# Recorded information
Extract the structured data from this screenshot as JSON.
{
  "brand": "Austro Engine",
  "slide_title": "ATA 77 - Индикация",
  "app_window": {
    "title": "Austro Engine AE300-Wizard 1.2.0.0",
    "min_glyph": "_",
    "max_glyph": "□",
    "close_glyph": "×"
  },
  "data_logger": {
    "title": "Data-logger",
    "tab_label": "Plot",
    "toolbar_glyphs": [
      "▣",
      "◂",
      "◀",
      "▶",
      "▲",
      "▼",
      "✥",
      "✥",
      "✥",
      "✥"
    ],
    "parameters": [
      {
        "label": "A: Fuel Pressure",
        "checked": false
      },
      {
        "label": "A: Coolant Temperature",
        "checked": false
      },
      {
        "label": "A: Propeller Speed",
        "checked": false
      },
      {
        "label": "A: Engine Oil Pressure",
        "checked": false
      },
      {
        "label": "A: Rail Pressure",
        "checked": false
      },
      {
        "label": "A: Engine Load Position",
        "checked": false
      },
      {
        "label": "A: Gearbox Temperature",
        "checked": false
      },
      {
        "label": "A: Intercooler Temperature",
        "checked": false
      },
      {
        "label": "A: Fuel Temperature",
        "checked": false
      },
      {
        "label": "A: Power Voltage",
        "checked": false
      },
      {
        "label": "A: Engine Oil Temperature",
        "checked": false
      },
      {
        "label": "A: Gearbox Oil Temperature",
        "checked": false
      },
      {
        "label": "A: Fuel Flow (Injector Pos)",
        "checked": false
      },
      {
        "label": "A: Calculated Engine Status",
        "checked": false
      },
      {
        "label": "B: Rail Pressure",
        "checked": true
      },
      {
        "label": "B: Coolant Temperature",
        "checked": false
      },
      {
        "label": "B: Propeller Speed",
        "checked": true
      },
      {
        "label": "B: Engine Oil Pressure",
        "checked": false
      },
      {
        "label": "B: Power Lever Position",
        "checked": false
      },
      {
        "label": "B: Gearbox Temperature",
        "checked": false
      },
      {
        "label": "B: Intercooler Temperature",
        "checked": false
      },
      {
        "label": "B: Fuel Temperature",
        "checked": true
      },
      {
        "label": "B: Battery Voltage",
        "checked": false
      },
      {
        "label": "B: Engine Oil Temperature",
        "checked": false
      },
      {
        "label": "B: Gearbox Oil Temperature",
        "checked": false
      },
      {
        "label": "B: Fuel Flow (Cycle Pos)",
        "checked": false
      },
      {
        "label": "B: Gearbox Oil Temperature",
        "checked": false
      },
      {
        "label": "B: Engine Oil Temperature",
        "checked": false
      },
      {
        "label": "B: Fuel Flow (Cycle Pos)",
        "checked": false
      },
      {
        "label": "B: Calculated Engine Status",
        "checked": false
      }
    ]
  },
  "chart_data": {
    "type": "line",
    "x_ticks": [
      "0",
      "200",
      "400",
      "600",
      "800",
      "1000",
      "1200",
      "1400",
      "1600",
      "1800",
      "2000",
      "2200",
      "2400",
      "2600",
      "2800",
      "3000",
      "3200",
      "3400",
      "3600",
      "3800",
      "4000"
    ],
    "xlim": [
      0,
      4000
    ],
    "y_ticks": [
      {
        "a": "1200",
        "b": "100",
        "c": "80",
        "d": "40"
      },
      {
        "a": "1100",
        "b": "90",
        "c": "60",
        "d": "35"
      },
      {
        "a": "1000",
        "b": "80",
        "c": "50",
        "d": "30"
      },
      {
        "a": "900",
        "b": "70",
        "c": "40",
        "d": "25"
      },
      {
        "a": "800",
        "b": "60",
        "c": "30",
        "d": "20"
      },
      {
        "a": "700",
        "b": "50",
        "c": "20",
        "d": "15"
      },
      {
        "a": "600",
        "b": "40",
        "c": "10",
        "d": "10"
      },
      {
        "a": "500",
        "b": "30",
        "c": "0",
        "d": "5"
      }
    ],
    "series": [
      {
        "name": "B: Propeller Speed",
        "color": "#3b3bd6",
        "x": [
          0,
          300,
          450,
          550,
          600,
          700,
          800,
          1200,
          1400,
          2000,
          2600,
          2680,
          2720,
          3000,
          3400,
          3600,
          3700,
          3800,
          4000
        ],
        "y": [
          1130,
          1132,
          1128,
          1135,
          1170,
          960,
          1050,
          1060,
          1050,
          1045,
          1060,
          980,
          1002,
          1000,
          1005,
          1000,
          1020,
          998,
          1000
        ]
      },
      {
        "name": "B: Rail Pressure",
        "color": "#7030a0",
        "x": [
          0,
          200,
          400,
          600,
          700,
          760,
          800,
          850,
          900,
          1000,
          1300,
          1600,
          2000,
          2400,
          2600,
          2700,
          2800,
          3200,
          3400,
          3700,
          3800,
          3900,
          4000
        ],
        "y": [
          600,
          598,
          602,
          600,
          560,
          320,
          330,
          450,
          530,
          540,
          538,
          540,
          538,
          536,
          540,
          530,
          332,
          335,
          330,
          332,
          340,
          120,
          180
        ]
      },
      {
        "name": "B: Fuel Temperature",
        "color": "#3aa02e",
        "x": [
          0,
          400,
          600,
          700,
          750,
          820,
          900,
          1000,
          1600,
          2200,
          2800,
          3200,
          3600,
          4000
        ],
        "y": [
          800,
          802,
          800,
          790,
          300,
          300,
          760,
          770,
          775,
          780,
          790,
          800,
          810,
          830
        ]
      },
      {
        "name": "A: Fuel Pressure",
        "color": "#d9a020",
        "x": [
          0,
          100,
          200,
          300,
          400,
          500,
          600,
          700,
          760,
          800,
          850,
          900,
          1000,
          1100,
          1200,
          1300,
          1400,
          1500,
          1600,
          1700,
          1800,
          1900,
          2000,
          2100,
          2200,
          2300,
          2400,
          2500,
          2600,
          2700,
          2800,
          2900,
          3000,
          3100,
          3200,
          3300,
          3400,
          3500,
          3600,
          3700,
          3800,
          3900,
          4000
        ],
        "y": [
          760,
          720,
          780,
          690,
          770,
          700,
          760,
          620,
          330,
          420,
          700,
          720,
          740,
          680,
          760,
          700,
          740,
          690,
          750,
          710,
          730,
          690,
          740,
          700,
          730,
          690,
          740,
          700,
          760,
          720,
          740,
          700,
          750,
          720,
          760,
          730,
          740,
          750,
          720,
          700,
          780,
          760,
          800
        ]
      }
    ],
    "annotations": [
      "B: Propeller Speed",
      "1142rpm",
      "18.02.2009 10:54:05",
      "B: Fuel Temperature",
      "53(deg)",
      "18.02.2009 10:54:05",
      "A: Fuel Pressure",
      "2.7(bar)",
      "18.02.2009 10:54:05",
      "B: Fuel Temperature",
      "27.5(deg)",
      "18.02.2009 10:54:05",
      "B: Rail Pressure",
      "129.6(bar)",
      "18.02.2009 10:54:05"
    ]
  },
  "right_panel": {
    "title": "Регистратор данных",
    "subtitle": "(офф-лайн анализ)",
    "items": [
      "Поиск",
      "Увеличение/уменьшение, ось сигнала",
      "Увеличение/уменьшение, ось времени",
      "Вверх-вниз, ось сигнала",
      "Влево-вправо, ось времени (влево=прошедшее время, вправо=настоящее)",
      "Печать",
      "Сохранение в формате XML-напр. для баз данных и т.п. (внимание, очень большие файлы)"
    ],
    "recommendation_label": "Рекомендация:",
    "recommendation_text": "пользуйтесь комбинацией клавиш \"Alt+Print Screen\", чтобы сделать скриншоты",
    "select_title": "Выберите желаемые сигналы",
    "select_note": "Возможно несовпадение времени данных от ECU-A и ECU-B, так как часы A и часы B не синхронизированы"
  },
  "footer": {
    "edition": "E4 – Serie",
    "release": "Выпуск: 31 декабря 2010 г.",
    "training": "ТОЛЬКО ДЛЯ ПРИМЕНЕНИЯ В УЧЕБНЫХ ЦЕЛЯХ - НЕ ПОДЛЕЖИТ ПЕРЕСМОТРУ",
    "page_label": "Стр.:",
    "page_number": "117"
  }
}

# Instructions to follow
Copy all lines in the listing above where the string "уменьшение" appears.

# Written solution
      "Увеличение/уменьшение, ось сигнала",
      "Увеличение/уменьшение, ось времени",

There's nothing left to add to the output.